=== SOURCE RECORDS ===
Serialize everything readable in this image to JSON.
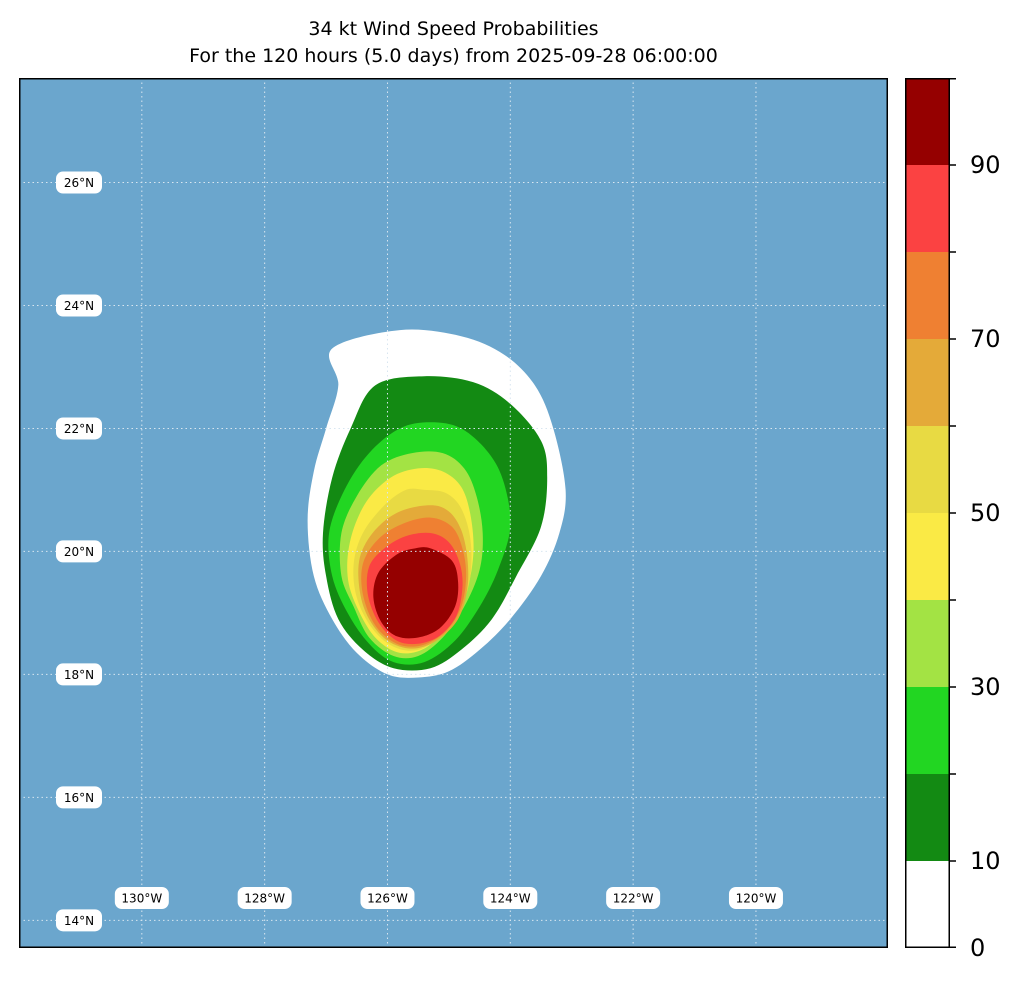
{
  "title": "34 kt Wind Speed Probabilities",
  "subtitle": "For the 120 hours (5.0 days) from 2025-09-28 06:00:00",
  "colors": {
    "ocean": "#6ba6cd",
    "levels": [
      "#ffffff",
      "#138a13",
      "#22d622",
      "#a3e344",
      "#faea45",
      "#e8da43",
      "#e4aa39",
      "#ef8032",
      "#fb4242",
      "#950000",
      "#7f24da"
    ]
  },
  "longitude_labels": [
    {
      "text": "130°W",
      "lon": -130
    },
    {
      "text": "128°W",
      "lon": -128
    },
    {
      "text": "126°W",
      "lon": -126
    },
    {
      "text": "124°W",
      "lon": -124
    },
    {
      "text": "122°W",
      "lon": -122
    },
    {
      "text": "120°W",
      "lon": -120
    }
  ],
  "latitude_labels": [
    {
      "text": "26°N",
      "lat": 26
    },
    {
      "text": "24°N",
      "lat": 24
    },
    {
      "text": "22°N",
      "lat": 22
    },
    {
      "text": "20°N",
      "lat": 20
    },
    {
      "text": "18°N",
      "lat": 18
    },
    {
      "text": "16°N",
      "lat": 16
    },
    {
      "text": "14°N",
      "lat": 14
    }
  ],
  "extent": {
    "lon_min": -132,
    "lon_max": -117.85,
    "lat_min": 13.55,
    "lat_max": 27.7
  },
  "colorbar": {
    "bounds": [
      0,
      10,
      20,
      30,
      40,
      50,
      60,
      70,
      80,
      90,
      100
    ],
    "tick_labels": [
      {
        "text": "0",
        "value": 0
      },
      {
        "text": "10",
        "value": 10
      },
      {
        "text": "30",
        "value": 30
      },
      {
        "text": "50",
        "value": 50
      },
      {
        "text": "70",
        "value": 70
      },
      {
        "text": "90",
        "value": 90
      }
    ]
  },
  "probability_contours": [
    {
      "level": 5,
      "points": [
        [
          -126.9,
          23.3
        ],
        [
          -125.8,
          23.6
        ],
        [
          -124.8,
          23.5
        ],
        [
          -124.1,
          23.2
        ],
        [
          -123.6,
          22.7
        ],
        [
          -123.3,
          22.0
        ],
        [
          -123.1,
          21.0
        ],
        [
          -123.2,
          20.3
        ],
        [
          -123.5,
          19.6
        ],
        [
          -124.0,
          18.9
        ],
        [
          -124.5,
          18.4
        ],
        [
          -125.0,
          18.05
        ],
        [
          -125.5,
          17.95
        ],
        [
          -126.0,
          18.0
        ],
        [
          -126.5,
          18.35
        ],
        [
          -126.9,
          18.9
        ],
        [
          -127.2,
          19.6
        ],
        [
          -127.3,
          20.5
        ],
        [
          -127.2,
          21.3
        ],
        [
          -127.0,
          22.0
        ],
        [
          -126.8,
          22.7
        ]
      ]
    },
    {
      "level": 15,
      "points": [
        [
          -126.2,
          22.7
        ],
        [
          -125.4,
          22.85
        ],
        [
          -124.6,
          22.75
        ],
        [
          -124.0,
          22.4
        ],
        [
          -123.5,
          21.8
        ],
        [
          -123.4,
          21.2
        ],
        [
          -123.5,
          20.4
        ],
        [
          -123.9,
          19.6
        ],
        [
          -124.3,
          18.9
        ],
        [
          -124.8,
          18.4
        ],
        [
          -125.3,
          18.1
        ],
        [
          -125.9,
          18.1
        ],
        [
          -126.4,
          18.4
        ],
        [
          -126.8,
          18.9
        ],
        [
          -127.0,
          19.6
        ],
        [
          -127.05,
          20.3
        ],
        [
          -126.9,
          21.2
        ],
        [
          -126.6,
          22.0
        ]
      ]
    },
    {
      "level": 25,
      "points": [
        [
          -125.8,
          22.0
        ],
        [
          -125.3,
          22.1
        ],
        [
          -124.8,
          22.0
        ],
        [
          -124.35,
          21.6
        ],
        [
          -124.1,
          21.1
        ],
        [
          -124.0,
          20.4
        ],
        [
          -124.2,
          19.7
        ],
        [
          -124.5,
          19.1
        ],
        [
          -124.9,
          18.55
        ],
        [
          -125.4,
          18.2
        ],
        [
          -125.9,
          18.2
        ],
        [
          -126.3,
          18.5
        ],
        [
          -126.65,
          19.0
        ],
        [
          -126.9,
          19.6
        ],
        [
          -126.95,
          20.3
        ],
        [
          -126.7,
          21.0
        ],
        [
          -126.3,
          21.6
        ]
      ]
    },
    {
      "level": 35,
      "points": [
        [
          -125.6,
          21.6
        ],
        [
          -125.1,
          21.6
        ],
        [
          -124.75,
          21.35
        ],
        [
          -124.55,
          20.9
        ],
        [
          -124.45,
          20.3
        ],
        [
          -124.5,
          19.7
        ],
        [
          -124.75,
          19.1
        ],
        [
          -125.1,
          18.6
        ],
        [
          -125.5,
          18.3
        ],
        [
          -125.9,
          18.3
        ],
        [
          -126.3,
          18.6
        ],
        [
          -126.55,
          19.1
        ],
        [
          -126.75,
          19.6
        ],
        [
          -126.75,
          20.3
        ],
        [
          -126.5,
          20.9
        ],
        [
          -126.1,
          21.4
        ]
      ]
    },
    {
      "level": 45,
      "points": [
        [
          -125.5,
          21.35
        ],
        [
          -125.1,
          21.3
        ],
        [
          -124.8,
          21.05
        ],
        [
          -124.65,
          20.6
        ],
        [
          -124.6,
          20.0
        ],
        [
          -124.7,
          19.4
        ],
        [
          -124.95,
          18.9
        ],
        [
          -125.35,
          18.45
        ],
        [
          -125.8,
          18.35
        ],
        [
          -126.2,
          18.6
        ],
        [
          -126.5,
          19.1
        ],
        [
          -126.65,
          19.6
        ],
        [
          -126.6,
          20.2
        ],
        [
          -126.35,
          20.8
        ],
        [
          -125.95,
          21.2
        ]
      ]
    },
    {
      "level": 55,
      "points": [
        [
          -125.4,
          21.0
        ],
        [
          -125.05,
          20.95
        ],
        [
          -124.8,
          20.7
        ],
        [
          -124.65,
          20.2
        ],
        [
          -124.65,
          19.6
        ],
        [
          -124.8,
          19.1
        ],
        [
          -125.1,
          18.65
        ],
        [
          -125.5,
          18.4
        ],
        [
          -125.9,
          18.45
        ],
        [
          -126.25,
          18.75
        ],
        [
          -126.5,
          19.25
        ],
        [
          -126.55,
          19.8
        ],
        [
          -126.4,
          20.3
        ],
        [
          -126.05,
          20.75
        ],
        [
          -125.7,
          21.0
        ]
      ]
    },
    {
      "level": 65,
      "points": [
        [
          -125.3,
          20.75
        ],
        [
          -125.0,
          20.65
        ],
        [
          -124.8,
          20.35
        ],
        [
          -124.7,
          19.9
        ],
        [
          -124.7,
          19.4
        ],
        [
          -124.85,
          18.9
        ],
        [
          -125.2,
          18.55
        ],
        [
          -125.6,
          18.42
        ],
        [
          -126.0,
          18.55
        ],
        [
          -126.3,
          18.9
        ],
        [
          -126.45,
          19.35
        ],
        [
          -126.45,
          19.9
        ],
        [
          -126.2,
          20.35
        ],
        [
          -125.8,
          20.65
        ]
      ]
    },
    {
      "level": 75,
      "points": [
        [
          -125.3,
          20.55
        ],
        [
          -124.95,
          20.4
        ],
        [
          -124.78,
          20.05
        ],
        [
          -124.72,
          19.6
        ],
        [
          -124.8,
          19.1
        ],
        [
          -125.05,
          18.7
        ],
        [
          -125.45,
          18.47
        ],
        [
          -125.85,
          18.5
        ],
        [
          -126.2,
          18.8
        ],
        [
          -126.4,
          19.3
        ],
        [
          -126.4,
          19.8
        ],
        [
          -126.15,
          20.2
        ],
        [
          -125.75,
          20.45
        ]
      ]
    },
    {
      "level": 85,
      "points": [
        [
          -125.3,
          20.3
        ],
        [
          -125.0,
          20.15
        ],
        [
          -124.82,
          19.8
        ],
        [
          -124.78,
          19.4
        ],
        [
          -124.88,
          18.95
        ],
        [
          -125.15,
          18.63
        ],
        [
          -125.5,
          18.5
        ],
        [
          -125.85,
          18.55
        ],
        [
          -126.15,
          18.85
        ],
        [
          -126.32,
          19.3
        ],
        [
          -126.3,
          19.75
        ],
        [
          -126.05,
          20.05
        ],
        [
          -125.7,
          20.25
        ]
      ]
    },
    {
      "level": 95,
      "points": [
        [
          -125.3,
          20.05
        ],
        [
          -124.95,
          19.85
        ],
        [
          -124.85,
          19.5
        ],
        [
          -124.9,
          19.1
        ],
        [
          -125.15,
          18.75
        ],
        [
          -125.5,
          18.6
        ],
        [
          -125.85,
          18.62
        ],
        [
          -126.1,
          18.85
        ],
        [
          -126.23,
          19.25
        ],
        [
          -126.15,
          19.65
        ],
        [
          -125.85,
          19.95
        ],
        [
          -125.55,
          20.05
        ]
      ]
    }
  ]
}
===
■ PROBLEM STATEMENT
Count the lines in the entries above that include the string "value", then give only that figure.

■ REPLY TO THE TASK
6